Work to be completed: Word for word, restate every line of the listing that follows.

Supplied information:

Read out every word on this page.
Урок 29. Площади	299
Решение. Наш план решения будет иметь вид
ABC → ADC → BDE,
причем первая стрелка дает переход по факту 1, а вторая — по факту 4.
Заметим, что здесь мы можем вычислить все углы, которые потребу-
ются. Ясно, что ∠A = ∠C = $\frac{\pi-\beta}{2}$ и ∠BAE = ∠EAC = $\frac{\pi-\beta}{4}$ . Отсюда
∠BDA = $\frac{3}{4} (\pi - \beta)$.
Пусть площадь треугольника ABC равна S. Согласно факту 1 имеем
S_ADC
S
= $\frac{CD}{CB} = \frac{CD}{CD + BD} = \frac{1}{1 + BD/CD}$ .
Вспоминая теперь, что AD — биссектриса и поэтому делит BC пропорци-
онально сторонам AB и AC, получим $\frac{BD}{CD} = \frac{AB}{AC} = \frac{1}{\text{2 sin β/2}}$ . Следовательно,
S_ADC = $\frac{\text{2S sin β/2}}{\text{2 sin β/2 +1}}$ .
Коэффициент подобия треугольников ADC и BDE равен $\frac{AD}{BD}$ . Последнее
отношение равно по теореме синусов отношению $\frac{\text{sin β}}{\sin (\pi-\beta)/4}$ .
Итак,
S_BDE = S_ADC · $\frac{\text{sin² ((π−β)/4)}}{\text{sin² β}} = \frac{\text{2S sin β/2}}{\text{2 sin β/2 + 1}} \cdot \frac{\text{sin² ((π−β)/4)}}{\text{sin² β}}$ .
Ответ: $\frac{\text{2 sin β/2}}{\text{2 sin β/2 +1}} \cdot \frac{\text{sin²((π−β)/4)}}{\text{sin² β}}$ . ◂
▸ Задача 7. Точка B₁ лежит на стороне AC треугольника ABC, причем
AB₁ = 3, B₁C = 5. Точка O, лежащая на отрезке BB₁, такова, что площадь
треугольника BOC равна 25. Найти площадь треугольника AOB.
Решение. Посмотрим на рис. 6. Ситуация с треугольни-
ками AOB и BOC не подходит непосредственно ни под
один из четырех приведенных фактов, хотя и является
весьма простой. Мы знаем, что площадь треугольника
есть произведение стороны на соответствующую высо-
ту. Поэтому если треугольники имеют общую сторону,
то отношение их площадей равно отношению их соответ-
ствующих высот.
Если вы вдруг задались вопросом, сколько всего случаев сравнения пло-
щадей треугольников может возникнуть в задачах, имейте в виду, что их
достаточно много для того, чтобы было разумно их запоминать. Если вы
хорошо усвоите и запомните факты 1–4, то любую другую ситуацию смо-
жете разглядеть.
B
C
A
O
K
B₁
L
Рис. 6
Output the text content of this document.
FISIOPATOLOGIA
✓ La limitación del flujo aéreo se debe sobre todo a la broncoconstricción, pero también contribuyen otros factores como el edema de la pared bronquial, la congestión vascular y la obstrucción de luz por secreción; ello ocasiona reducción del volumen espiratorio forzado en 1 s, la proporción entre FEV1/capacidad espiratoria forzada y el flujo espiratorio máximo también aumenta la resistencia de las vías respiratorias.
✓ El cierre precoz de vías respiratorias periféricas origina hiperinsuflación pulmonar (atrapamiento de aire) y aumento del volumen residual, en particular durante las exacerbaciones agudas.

Output below:
Read out every word on this page.
Урок 29. Площади	299
Решение. Наш план решения будет иметь вид
ABC → ADC → BDE,
причем первая стрелка дает переход по факту 1, а вторая — по факту 4.
Заметим, что здесь мы можем вычислить все углы, которые потребу-
ются. Ясно, что ∠A = ∠C = $\frac{\pi-\beta}{2}$ и ∠BAE = ∠EAC = $\frac{\pi-\beta}{4}$ . Отсюда
∠BDA = $\frac{3}{4} (\pi - \beta)$.
Пусть площадь треугольника ABC равна S. Согласно факту 1 имеем
S_ADC
S
= $\frac{CD}{CB} = \frac{CD}{CD + BD} = \frac{1}{1 + BD/CD}$ .
Вспоминая теперь, что AD — биссектриса и поэтому делит BC пропорци-
онально сторонам AB и AC, получим $\frac{BD}{CD} = \frac{AB}{AC} = \frac{1}{\text{2 sin β/2}}$ . Следовательно,
S_ADC = $\frac{\text{2S sin β/2}}{\text{2 sin β/2 +1}}$ .
Коэффициент подобия треугольников ADC и BDE равен $\frac{AD}{BD}$ . Последнее
отношение равно по теореме синусов отношению $\frac{\text{sin β}}{\sin (\pi-\beta)/4}$ .
Итак,
S_BDE = S_ADC · $\frac{\text{sin² ((π−β)/4)}}{\text{sin² β}} = \frac{\text{2S sin β/2}}{\text{2 sin β/2 + 1}} \cdot \frac{\text{sin² ((π−β)/4)}}{\text{sin² β}}$ .
Ответ: $\frac{\text{2 sin β/2}}{\text{2 sin β/2 +1}} \cdot \frac{\text{sin²((π−β)/4)}}{\text{sin² β}}$ . ◂
▸ Задача 7. Точка B₁ лежит на стороне AC треугольника ABC, причем
AB₁ = 3, B₁C = 5. Точка O, лежащая на отрезке BB₁, такова, что площадь
треугольника BOC равна 25. Найти площадь треугольника AOB.
Решение. Посмотрим на рис. 6. Ситуация с треугольни-
ками AOB и BOC не подходит непосредственно ни под
один из четырех приведенных фактов, хотя и является
весьма простой. Мы знаем, что площадь треугольника
есть произведение стороны на соответствующую высо-
ту. Поэтому если треугольники имеют общую сторону,
то отношение их площадей равно отношению их соответ-
ствующих высот.
Если вы вдруг задались вопросом, сколько всего случаев сравнения пло-
щадей треугольников может возникнуть в задачах, имейте в виду, что их
достаточно много для того, чтобы было разумно их запоминать. Если вы
хорошо усвоите и запомните факты 1–4, то любую другую ситуацию смо-
жете разглядеть.
B
C
A
O
K
B₁
L
Рис. 6
Output the text content of this document.
FISIOPATOLOGIA
✓ La limitación del flujo aéreo se debe sobre todo a la broncoconstricción, pero también contribuyen otros factores como el edema de la pared bronquial, la congestión vascular y la obstrucción de luz por secreción; ello ocasiona reducción del volumen espiratorio forzado en 1 s, la proporción entre FEV1/capacidad espiratoria forzada y el flujo espiratorio máximo también aumenta la resistencia de las vías respiratorias.
✓ El cierre precoz de vías respiratorias periféricas origina hiperinsuflación pulmonar (atrapamiento de aire) y aumento del volumen residual, en particular durante las exacerbaciones agudas.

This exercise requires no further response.